The request: Tally the lines of the listing that contain the string "Erik". Give the number and nothing else.
#### Source data ####
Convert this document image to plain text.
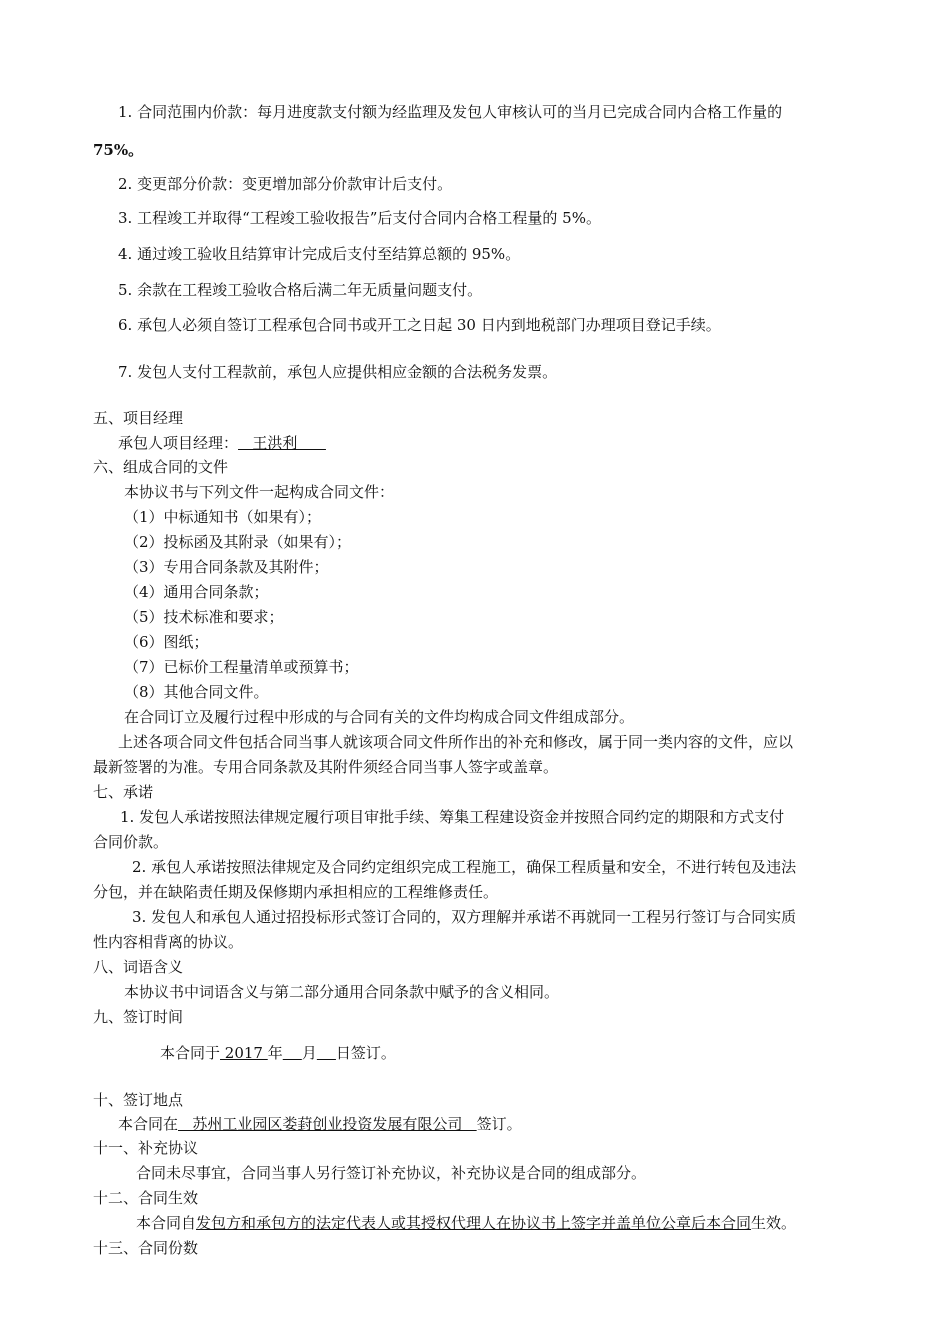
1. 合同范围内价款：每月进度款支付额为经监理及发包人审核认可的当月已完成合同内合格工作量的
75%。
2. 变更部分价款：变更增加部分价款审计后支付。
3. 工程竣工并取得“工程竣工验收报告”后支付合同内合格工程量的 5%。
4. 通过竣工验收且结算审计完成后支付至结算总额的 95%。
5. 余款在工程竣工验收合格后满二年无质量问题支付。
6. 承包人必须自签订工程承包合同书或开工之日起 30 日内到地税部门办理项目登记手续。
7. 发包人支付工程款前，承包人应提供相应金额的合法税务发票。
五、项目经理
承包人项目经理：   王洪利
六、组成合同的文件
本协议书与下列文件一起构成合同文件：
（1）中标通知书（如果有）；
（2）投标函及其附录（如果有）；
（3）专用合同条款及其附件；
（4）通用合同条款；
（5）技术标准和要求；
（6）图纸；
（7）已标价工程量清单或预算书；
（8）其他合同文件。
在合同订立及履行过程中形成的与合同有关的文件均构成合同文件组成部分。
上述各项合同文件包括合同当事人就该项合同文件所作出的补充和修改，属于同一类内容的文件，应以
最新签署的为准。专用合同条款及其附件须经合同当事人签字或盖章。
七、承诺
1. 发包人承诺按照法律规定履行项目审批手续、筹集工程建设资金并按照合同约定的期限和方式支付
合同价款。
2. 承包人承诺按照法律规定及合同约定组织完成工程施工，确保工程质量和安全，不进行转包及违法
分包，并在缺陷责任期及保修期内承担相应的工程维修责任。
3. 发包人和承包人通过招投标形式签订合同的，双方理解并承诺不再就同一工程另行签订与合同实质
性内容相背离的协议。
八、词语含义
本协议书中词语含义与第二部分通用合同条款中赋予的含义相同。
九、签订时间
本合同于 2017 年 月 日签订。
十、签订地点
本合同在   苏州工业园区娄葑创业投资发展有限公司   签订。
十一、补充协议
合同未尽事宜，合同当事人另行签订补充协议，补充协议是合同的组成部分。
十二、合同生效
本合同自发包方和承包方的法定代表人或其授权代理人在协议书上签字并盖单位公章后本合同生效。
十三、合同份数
####
#### Source data ####
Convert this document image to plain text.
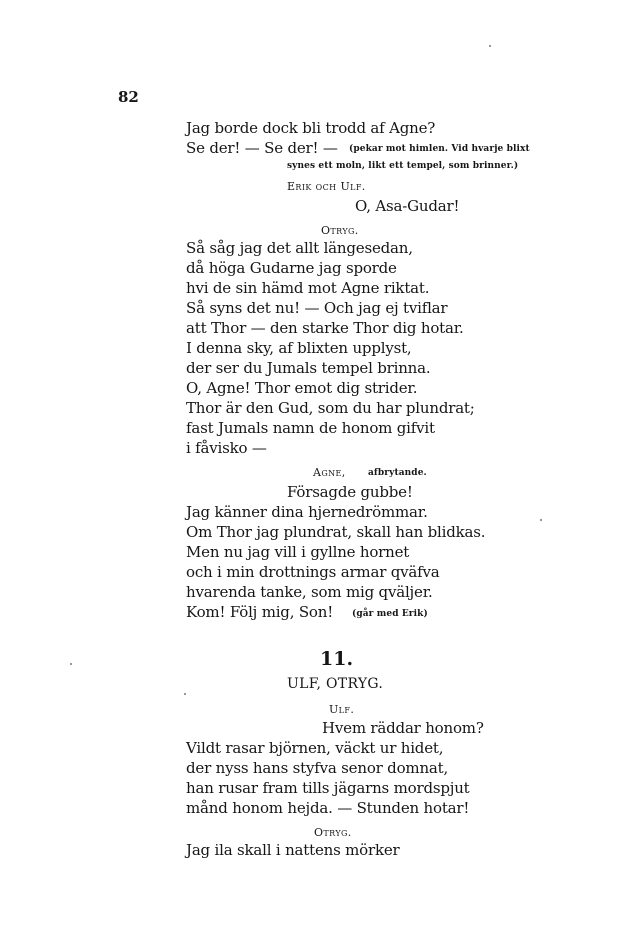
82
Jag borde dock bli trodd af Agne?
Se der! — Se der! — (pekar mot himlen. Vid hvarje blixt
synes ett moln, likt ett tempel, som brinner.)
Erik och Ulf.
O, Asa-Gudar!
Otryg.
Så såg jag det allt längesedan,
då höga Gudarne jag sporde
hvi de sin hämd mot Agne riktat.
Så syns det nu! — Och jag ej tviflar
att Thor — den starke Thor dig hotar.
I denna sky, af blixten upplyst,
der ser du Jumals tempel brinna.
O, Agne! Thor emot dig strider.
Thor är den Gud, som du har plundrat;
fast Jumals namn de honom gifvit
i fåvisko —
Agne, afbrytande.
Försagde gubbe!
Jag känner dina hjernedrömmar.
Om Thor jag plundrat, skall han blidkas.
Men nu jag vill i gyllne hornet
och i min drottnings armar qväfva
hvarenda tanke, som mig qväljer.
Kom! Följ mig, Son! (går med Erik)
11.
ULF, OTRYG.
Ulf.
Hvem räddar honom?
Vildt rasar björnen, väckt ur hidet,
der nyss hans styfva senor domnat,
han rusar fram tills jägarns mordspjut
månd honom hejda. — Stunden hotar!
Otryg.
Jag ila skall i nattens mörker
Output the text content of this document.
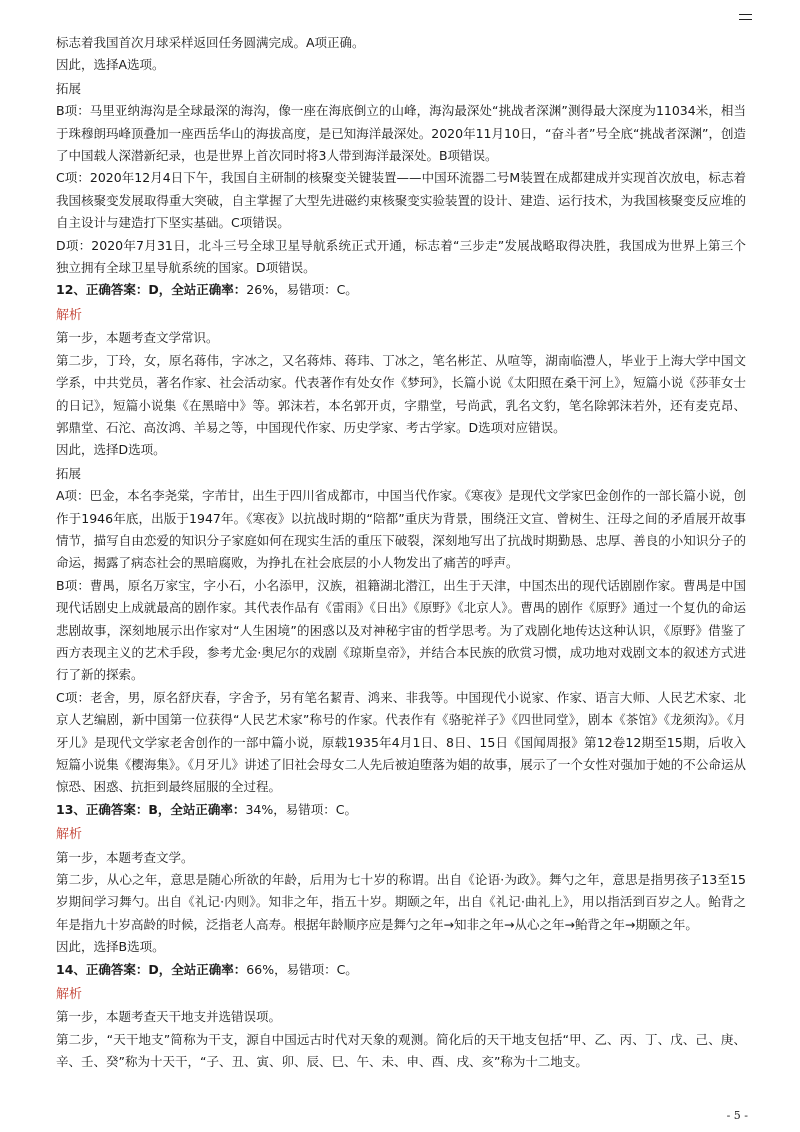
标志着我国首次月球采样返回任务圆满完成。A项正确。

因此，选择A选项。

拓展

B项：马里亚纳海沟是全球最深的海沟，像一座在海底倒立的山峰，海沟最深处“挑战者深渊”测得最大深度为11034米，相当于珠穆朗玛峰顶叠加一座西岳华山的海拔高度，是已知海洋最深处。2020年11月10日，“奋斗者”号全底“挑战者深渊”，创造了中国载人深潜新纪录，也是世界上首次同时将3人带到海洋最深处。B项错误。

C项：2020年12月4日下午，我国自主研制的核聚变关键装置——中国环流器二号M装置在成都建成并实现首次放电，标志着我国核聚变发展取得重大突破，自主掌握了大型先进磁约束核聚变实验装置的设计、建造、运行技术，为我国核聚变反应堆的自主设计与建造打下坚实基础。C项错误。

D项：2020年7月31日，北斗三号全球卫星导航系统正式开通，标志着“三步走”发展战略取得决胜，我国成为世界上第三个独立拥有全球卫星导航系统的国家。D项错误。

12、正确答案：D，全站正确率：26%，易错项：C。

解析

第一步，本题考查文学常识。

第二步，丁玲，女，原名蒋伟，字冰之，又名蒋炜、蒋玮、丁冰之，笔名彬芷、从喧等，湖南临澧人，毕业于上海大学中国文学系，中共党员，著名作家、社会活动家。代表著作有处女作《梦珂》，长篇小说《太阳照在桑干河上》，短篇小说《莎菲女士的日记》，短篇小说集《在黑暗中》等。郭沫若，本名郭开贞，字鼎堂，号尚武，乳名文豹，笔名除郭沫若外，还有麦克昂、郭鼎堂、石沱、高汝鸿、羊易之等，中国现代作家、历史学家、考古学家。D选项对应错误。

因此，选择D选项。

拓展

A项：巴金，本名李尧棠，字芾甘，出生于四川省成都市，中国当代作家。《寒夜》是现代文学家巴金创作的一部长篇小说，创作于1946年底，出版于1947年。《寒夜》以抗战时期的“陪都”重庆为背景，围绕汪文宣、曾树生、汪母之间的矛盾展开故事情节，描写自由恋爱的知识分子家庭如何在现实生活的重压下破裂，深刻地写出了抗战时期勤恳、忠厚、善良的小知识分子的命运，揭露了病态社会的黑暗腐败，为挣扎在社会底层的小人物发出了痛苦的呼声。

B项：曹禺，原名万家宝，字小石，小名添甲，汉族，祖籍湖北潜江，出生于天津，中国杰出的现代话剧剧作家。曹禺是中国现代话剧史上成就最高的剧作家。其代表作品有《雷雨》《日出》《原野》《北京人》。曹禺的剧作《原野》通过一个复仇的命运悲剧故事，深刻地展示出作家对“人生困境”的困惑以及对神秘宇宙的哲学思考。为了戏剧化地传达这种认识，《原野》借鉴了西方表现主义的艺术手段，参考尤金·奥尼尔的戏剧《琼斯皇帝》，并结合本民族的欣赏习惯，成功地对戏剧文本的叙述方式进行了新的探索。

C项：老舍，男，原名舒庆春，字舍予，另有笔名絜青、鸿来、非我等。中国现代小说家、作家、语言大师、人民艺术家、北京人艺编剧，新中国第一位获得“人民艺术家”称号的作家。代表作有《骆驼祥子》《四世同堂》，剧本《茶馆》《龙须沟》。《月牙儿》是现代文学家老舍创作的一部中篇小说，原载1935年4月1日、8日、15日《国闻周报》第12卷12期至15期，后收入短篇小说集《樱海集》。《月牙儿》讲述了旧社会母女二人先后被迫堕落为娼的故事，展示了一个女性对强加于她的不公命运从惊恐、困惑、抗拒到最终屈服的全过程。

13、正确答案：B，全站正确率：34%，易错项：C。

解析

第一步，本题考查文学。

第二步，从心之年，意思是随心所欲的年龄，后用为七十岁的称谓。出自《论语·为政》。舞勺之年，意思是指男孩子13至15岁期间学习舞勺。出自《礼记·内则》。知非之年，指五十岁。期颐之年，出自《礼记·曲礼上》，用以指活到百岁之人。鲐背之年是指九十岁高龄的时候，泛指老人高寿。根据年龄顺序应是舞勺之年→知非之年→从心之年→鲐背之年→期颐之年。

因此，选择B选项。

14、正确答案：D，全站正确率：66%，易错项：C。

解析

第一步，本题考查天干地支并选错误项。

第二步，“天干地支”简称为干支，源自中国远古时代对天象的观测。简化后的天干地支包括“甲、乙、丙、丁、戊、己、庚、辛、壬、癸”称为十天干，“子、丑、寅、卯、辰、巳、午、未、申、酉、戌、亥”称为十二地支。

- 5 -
####
Exercise output: 2